-- START --

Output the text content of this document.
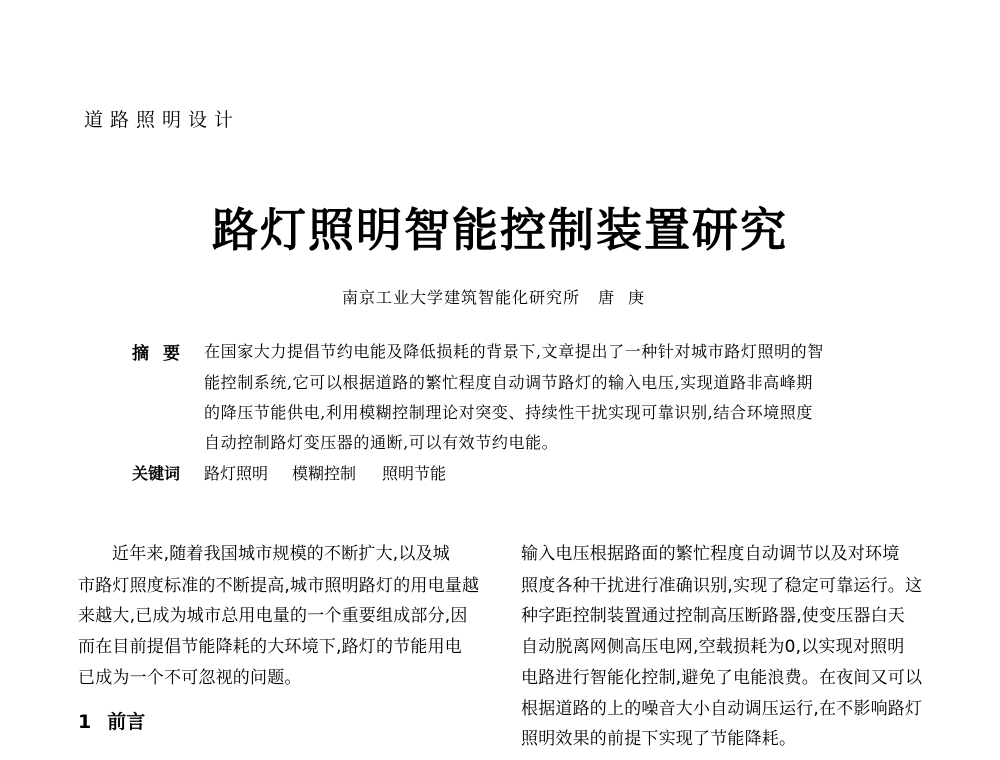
道路照明设计
路灯照明智能控制装置研究
南京工业大学建筑智能化研究所 唐庚
摘要 在国家大力提倡节约电能及降低损耗的背景下,文章提出了一种针对城市路灯照明的智
能控制系统,它可以根据道路的繁忙程度自动调节路灯的输入电压,实现道路非高峰期
的降压节能供电,利用模糊控制理论对突变、持续性干扰实现可靠识别,结合环境照度
自动控制路灯变压器的通断,可以有效节约电能。
关键词 路灯照明 模糊控制 照明节能
近年来,随着我国城市规模的不断扩大,以及城
市路灯照度标准的不断提高,城市照明路灯的用电量越
来越大,已成为城市总用电量的一个重要组成部分,因
而在目前提倡节能降耗的大环境下,路灯的节能用电
已成为一个不可忽视的问题。
1 前言
输入电压根据路面的繁忙程度自动调节以及对环境
照度各种干扰进行准确识别,实现了稳定可靠运行。这
种字距控制装置通过控制高压断路器,使变压器白天
自动脱离网侧高压电网,空载损耗为0,以实现对照明
电路进行智能化控制,避免了电能浪费。在夜间又可以
根据道路的上的噪音大小自动调压运行,在不影响路灯
照明效果的前提下实现了节能降耗。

-- END --

- What the task asks -
Using the material above, set down every line exactly, but skip the pictures.

- Output of the exercise -
Output the text content of this document.
道路照明设计
路灯照明智能控制装置研究
南京工业大学建筑智能化研究所 唐庚
摘要 在国家大力提倡节约电能及降低损耗的背景下,文章提出了一种针对城市路灯照明的智
能控制系统,它可以根据道路的繁忙程度自动调节路灯的输入电压,实现道路非高峰期
的降压节能供电,利用模糊控制理论对突变、持续性干扰实现可靠识别,结合环境照度
自动控制路灯变压器的通断,可以有效节约电能。
关键词 路灯照明 模糊控制 照明节能
近年来,随着我国城市规模的不断扩大,以及城
市路灯照度标准的不断提高,城市照明路灯的用电量越
来越大,已成为城市总用电量的一个重要组成部分,因
而在目前提倡节能降耗的大环境下,路灯的节能用电
已成为一个不可忽视的问题。
1 前言
输入电压根据路面的繁忙程度自动调节以及对环境
照度各种干扰进行准确识别,实现了稳定可靠运行。这
种字距控制装置通过控制高压断路器,使变压器白天
自动脱离网侧高压电网,空载损耗为0,以实现对照明
电路进行智能化控制,避免了电能浪费。在夜间又可以
根据道路的上的噪音大小自动调压运行,在不影响路灯
照明效果的前提下实现了节能降耗。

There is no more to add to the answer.